[Stored dataset items]
▽

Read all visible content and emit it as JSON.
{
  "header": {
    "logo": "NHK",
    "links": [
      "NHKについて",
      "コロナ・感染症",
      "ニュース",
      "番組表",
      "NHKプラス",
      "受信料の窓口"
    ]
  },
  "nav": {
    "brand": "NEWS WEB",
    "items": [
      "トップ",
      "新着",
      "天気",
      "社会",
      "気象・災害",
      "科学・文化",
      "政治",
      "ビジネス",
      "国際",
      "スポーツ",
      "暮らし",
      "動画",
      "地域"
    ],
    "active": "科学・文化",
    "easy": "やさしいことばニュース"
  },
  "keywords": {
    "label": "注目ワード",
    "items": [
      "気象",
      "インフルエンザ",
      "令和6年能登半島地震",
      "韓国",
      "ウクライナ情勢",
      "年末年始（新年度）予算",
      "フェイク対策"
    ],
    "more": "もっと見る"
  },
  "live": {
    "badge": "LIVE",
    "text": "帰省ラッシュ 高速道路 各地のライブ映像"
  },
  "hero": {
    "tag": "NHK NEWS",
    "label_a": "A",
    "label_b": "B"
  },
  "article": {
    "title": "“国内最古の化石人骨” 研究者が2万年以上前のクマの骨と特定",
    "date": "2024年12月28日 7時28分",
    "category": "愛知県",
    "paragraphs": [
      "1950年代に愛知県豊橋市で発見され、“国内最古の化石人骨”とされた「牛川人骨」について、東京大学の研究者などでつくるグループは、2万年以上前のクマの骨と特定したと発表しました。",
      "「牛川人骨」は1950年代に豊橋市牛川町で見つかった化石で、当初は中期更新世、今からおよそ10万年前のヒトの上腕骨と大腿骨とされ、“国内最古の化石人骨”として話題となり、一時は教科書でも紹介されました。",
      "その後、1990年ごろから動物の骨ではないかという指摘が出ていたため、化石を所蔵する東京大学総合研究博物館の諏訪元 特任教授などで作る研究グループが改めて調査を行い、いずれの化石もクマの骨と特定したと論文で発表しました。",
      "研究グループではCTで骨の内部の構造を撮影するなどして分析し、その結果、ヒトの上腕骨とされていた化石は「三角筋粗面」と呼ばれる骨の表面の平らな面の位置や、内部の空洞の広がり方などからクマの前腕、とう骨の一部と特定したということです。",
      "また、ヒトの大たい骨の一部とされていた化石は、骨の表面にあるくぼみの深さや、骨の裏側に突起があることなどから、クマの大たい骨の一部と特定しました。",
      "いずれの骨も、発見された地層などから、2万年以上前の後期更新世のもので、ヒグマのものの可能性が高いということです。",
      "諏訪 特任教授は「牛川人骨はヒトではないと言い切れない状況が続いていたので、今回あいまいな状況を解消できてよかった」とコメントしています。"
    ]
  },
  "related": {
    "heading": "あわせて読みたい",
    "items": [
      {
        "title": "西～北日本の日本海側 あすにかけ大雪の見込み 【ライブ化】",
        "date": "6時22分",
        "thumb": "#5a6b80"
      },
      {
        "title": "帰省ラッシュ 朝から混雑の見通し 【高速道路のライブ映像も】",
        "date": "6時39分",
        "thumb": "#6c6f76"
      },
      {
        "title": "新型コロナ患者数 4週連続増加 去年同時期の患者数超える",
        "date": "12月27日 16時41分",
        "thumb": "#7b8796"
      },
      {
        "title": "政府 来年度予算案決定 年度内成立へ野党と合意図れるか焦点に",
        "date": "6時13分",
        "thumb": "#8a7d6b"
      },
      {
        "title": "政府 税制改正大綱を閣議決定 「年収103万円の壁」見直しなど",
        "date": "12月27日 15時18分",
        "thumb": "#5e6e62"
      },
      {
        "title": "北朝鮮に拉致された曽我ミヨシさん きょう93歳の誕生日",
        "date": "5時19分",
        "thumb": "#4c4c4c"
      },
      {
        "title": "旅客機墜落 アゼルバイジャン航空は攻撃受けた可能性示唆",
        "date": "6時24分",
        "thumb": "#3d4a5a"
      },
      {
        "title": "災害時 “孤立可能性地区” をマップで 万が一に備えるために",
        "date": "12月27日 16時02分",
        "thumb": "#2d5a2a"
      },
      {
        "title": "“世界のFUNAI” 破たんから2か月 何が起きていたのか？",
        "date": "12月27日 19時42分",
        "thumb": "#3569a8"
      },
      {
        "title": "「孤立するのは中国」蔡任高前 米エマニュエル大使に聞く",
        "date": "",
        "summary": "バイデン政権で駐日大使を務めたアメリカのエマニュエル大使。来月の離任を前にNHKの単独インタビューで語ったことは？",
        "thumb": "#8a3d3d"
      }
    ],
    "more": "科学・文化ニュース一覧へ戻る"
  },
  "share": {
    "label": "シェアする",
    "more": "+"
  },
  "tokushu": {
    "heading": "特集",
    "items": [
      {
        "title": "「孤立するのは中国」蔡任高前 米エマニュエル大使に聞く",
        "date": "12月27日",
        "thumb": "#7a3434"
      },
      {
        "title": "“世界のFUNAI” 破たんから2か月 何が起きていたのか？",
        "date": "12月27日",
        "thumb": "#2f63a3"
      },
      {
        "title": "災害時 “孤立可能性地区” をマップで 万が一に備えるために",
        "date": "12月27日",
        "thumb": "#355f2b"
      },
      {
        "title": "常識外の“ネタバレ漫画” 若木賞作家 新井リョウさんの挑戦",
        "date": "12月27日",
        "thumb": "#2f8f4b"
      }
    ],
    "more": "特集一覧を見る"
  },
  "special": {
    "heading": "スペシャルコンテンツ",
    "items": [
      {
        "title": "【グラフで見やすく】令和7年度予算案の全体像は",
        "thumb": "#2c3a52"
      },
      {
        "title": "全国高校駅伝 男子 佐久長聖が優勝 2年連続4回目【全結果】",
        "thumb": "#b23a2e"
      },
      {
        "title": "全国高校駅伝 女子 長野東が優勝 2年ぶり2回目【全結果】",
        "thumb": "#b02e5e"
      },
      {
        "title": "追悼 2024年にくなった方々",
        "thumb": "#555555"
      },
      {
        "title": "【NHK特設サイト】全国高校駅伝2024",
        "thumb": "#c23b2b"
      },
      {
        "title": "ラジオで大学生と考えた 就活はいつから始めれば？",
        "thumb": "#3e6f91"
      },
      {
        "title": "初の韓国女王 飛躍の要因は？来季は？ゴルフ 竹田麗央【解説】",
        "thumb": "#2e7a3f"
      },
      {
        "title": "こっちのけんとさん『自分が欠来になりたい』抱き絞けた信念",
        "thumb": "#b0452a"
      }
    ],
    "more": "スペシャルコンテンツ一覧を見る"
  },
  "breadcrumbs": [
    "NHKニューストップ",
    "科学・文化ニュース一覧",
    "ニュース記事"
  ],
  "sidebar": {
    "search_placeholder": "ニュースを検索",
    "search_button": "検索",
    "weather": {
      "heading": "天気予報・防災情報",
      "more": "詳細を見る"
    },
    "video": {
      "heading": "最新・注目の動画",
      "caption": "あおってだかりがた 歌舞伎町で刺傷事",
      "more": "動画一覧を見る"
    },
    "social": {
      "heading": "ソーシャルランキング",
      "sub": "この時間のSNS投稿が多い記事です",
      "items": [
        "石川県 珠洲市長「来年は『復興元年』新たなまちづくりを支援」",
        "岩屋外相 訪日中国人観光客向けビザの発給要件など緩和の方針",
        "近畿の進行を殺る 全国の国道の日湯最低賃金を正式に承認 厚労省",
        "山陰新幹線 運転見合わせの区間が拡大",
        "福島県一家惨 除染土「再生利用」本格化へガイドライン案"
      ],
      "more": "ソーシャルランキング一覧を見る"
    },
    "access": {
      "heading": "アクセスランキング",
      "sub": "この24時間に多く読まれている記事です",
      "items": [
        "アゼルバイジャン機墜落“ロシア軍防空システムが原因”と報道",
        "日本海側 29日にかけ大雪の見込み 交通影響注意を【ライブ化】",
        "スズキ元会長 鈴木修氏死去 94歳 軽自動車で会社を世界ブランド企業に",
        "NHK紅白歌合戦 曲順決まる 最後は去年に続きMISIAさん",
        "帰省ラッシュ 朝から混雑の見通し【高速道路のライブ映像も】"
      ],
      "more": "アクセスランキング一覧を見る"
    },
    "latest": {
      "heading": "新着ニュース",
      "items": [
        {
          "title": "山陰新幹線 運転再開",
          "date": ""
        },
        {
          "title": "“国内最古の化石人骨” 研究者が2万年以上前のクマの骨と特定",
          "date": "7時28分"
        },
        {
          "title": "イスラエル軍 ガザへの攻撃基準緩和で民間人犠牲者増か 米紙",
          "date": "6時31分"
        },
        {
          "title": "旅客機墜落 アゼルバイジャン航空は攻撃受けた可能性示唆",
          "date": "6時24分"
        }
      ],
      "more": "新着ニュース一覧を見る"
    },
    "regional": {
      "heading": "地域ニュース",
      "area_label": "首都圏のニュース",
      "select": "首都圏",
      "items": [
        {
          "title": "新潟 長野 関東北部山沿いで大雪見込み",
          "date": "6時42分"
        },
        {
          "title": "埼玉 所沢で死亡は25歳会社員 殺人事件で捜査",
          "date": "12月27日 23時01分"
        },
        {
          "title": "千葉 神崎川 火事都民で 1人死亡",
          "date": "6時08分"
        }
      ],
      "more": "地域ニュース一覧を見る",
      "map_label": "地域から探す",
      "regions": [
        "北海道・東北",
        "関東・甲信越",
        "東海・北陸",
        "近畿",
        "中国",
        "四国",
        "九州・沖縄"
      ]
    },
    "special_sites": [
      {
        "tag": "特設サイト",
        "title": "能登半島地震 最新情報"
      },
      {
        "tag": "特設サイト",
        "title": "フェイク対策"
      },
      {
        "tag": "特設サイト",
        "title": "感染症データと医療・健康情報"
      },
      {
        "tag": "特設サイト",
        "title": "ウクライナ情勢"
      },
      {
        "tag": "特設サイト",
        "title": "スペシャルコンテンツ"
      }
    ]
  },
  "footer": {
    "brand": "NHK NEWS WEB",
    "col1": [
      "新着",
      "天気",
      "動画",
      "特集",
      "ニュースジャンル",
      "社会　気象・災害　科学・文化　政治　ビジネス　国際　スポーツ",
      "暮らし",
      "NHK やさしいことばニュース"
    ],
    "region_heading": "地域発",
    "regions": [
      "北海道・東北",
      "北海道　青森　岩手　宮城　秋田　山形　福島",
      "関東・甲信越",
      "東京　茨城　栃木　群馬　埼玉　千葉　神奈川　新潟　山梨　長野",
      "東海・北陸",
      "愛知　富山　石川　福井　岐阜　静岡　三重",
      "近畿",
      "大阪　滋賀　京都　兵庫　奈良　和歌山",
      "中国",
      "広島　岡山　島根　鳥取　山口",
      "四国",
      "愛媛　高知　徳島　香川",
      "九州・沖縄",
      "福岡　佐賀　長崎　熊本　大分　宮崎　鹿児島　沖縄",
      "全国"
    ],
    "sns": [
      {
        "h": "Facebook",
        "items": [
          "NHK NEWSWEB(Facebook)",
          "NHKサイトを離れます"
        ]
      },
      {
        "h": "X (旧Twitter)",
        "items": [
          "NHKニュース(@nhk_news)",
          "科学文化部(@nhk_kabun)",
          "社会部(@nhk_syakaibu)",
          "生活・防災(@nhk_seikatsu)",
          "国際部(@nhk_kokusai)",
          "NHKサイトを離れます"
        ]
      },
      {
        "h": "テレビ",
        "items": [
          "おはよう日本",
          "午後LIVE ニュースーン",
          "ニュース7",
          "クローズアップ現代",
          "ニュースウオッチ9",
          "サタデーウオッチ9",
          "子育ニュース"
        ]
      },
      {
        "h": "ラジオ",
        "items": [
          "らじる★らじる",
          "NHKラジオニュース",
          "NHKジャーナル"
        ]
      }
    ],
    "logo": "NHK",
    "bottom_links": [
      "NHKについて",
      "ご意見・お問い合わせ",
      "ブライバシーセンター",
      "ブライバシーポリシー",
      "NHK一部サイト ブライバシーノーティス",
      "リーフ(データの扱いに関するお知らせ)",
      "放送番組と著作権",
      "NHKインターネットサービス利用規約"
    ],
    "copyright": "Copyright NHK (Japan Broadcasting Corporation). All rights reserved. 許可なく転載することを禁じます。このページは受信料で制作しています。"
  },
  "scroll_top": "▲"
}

△

» Stated task:
Search the data above for lines holding "旅客機墜落" and copy each of them.

» In response:
        "title": "旅客機墜落 アゼルバイジャン航空は攻撃受けた可能性示唆",
          "title": "旅客機墜落 アゼルバイジャン航空は攻撃受けた可能性示唆",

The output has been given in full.